(Collected data entries)
— START —
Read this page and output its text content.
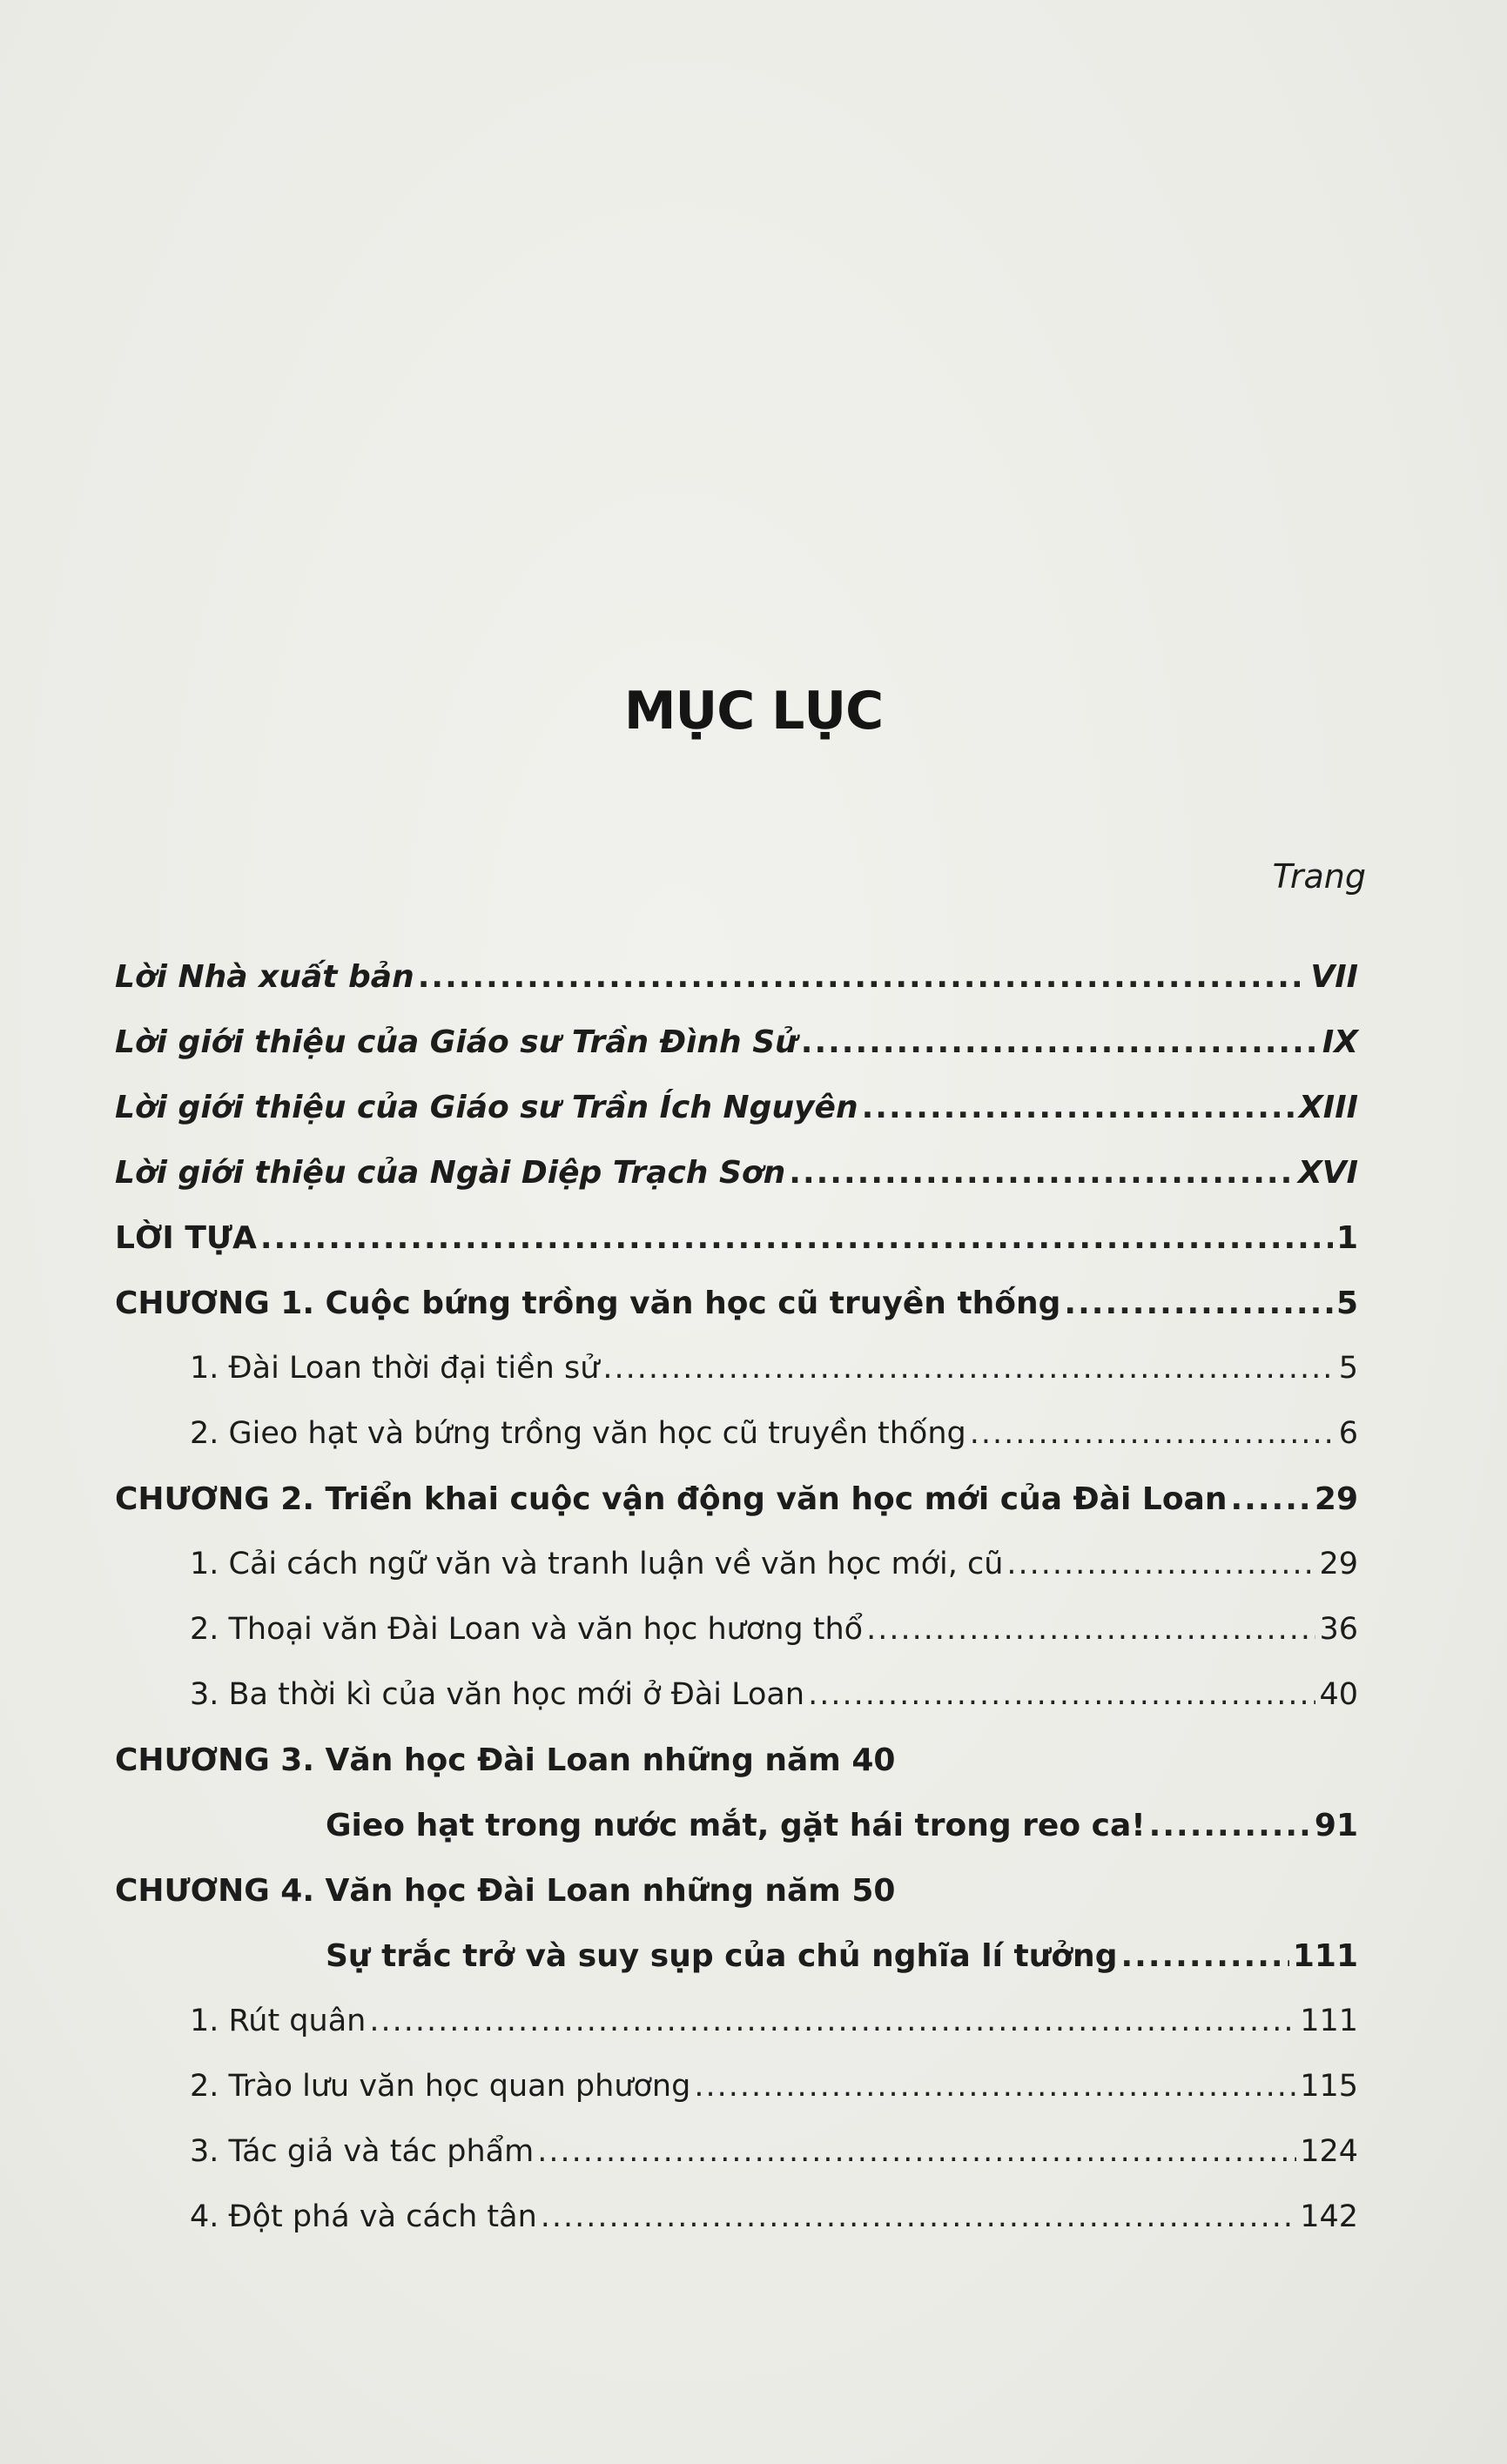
MỤC LỤC
Trang
Lời Nhà xuất bản .....	VII
Lời giới thiệu của Giáo sư Trần Đình Sử .....	IX
Lời giới thiệu của Giáo sư Trần Ích Nguyên .....	XIII
Lời giới thiệu của Ngài Diệp Trạch Sơn .....	XVI
LỜI TỰA .....	1
CHƯƠNG 1. Cuộc bứng trồng văn học cũ truyền thống .....	5
1. Đài Loan thời đại tiền sử .....	5
2. Gieo hạt và bứng trồng văn học cũ truyền thống .....	6
CHƯƠNG 2. Triển khai cuộc vận động văn học mới của Đài Loan .....	29
1. Cải cách ngữ văn và tranh luận về văn học mới, cũ .....	29
2. Thoại văn Đài Loan và văn học hương thổ .....	36
3. Ba thời kì của văn học mới ở Đài Loan .....	40
CHƯƠNG 3. Văn học Đài Loan những năm 40
Gieo hạt trong nước mắt, gặt hái trong reo ca! .....	91
CHƯƠNG 4. Văn học Đài Loan những năm 50
Sự trắc trở và suy sụp của chủ nghĩa lí tưởng .....	111
1. Rút quân .....	111
2. Trào lưu văn học quan phương .....	115
3. Tác giả và tác phẩm .....	124
4. Đột phá và cách tân .....	142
— END —
GOAL: From the material above, copy everything exactly but the pictures.

EXERCISE ANSWER:
Read this page and output its text content.
MỤC LỤC
Trang
Lời Nhà xuất bản .....	VII
Lời giới thiệu của Giáo sư Trần Đình Sử .....	IX
Lời giới thiệu của Giáo sư Trần Ích Nguyên .....	XIII
Lời giới thiệu của Ngài Diệp Trạch Sơn .....	XVI
LỜI TỰA .....	1
CHƯƠNG 1. Cuộc bứng trồng văn học cũ truyền thống .....	5
1. Đài Loan thời đại tiền sử .....	5
2. Gieo hạt và bứng trồng văn học cũ truyền thống .....	6
CHƯƠNG 2. Triển khai cuộc vận động văn học mới của Đài Loan .....	29
1. Cải cách ngữ văn và tranh luận về văn học mới, cũ .....	29
2. Thoại văn Đài Loan và văn học hương thổ .....	36
3. Ba thời kì của văn học mới ở Đài Loan .....	40
CHƯƠNG 3. Văn học Đài Loan những năm 40
Gieo hạt trong nước mắt, gặt hái trong reo ca! .....	91
CHƯƠNG 4. Văn học Đài Loan những năm 50
Sự trắc trở và suy sụp của chủ nghĩa lí tưởng .....	111
1. Rút quân .....	111
2. Trào lưu văn học quan phương .....	115
3. Tác giả và tác phẩm .....	124
4. Đột phá và cách tân .....	142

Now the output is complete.